(Saved entries)
....................
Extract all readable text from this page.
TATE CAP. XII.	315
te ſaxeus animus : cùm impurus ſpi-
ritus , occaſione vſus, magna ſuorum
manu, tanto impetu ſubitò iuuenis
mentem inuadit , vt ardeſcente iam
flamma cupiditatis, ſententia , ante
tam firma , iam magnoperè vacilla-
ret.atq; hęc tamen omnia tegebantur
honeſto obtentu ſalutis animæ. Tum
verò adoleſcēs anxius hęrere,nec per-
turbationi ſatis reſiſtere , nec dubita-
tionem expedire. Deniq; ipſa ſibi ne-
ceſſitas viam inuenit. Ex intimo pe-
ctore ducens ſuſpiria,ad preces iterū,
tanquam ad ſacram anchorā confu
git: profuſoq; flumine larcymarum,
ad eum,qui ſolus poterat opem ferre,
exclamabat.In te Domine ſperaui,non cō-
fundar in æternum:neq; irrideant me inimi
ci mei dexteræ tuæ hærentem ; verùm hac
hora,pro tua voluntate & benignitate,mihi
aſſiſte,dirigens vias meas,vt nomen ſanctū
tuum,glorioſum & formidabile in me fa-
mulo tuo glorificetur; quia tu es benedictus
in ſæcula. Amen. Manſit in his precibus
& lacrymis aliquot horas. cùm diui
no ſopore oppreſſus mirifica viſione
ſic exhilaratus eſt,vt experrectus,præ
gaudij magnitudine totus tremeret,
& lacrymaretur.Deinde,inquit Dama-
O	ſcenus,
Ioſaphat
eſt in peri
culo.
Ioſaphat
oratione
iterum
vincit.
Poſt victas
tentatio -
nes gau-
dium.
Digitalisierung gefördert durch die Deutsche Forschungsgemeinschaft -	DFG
....................
TASK INSTRUCTIONS
Set down the listing above in full, please, exactly as it appears.

TASK ANSWER
Extract all readable text from this page.
TATE CAP. XII.	315
te ſaxeus animus : cùm impurus ſpi-
ritus , occaſione vſus, magna ſuorum
manu, tanto impetu ſubitò iuuenis
mentem inuadit , vt ardeſcente iam
flamma cupiditatis, ſententia , ante
tam firma , iam magnoperè vacilla-
ret.atq; hęc tamen omnia tegebantur
honeſto obtentu ſalutis animæ. Tum
verò adoleſcēs anxius hęrere,nec per-
turbationi ſatis reſiſtere , nec dubita-
tionem expedire. Deniq; ipſa ſibi ne-
ceſſitas viam inuenit. Ex intimo pe-
ctore ducens ſuſpiria,ad preces iterū,
tanquam ad ſacram anchorā confu
git: profuſoq; flumine larcymarum,
ad eum,qui ſolus poterat opem ferre,
exclamabat.In te Domine ſperaui,non cō-
fundar in æternum:neq; irrideant me inimi
ci mei dexteræ tuæ hærentem ; verùm hac
hora,pro tua voluntate & benignitate,mihi
aſſiſte,dirigens vias meas,vt nomen ſanctū
tuum,glorioſum & formidabile in me fa-
mulo tuo glorificetur; quia tu es benedictus
in ſæcula. Amen. Manſit in his precibus
& lacrymis aliquot horas. cùm diui
no ſopore oppreſſus mirifica viſione
ſic exhilaratus eſt,vt experrectus,præ
gaudij magnitudine totus tremeret,
& lacrymaretur.Deinde,inquit Dama-
O	ſcenus,
Ioſaphat
eſt in peri
culo.
Ioſaphat
oratione
iterum
vincit.
Poſt victas
tentatio -
nes gau-
dium.
Digitalisierung gefördert durch die Deutsche Forschungsgemeinschaft -	DFG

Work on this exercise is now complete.